======== Records shown

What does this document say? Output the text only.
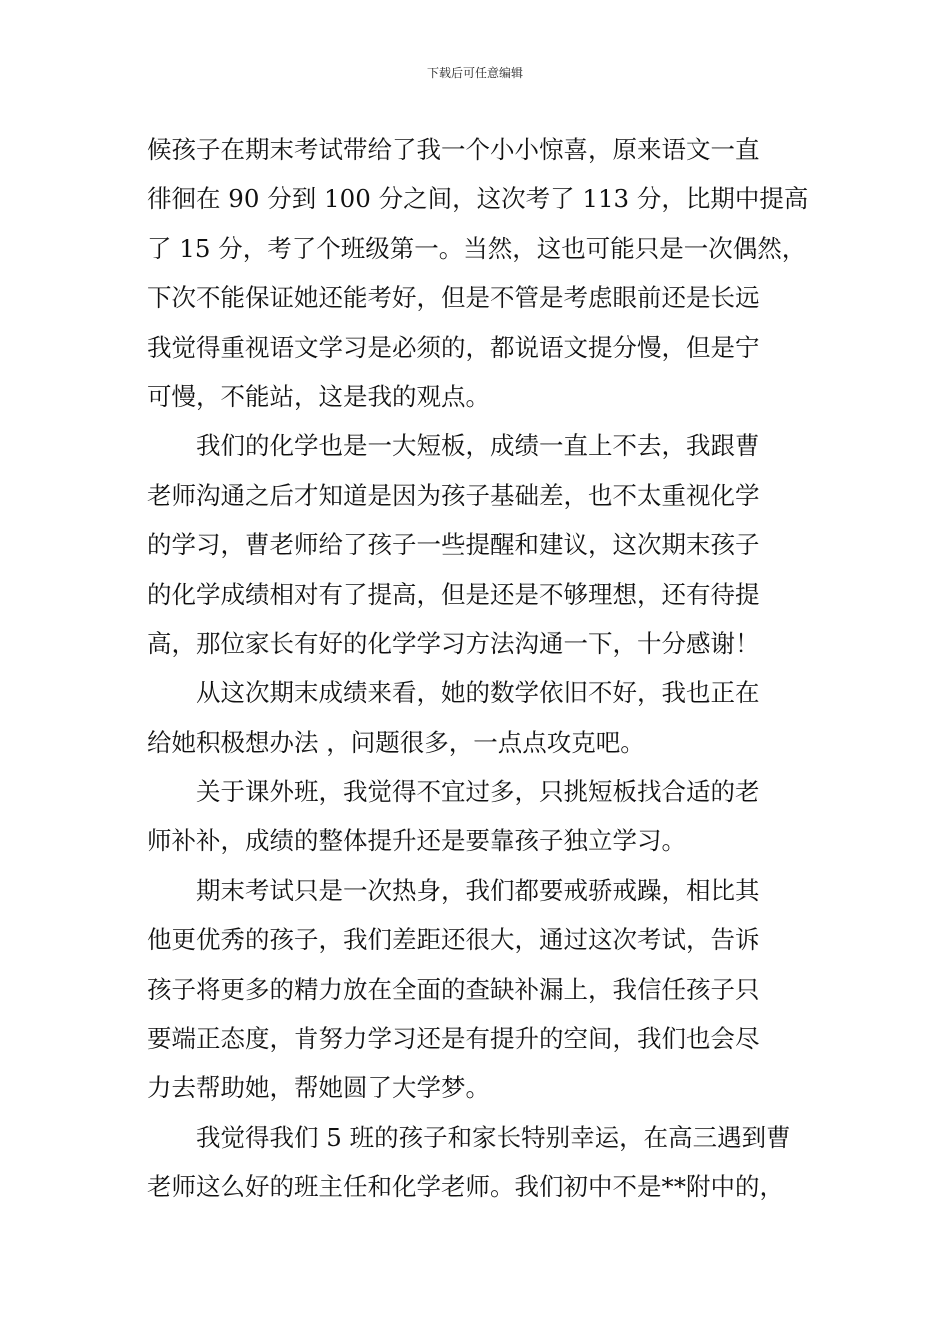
下载后可任意编辑
候孩子在期末考试带给了我一个小小惊喜，原来语文一直
徘徊在 90 分到 100 分之间，这次考了 113 分，比期中提高
了 15 分，考了个班级第一。当然，这也可能只是一次偶然，
下次不能保证她还能考好，但是不管是考虑眼前还是长远
我觉得重视语文学习是必须的，都说语文提分慢，但是宁
可慢，不能站，这是我的观点。
　　我们的化学也是一大短板，成绩一直上不去，我跟曹
老师沟通之后才知道是因为孩子基础差，也不太重视化学
的学习，曹老师给了孩子一些提醒和建议，这次期末孩子
的化学成绩相对有了提高，但是还是不够理想，还有待提
高，那位家长有好的化学学习方法沟通一下，十分感谢！
　　从这次期末成绩来看，她的数学依旧不好，我也正在
给她积极想办法 ，问题很多，一点点攻克吧。
　　关于课外班，我觉得不宜过多，只挑短板找合适的老
师补补，成绩的整体提升还是要靠孩子独立学习。
　　期末考试只是一次热身，我们都要戒骄戒躁，相比其
他更优秀的孩子，我们差距还很大，通过这次考试，告诉
孩子将更多的精力放在全面的查缺补漏上，我信任孩子只
要端正态度，肯努力学习还是有提升的空间，我们也会尽
力去帮助她，帮她圆了大学梦。
　　我觉得我们 5 班的孩子和家长特别幸运，在高三遇到曹
老师这么好的班主任和化学老师。我们初中不是**附中的，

================

Exercise description:
Write out the whole listing exactly, and drop the pictures.

Answer to the problem:
What does this document say? Output the text only.
下载后可任意编辑
候孩子在期末考试带给了我一个小小惊喜，原来语文一直
徘徊在 90 分到 100 分之间，这次考了 113 分，比期中提高
了 15 分，考了个班级第一。当然，这也可能只是一次偶然，
下次不能保证她还能考好，但是不管是考虑眼前还是长远
我觉得重视语文学习是必须的，都说语文提分慢，但是宁
可慢，不能站，这是我的观点。
　　我们的化学也是一大短板，成绩一直上不去，我跟曹
老师沟通之后才知道是因为孩子基础差，也不太重视化学
的学习，曹老师给了孩子一些提醒和建议，这次期末孩子
的化学成绩相对有了提高，但是还是不够理想，还有待提
高，那位家长有好的化学学习方法沟通一下，十分感谢！
　　从这次期末成绩来看，她的数学依旧不好，我也正在
给她积极想办法 ，问题很多，一点点攻克吧。
　　关于课外班，我觉得不宜过多，只挑短板找合适的老
师补补，成绩的整体提升还是要靠孩子独立学习。
　　期末考试只是一次热身，我们都要戒骄戒躁，相比其
他更优秀的孩子，我们差距还很大，通过这次考试，告诉
孩子将更多的精力放在全面的查缺补漏上，我信任孩子只
要端正态度，肯努力学习还是有提升的空间，我们也会尽
力去帮助她，帮她圆了大学梦。
　　我觉得我们 5 班的孩子和家长特别幸运，在高三遇到曹
老师这么好的班主任和化学老师。我们初中不是**附中的，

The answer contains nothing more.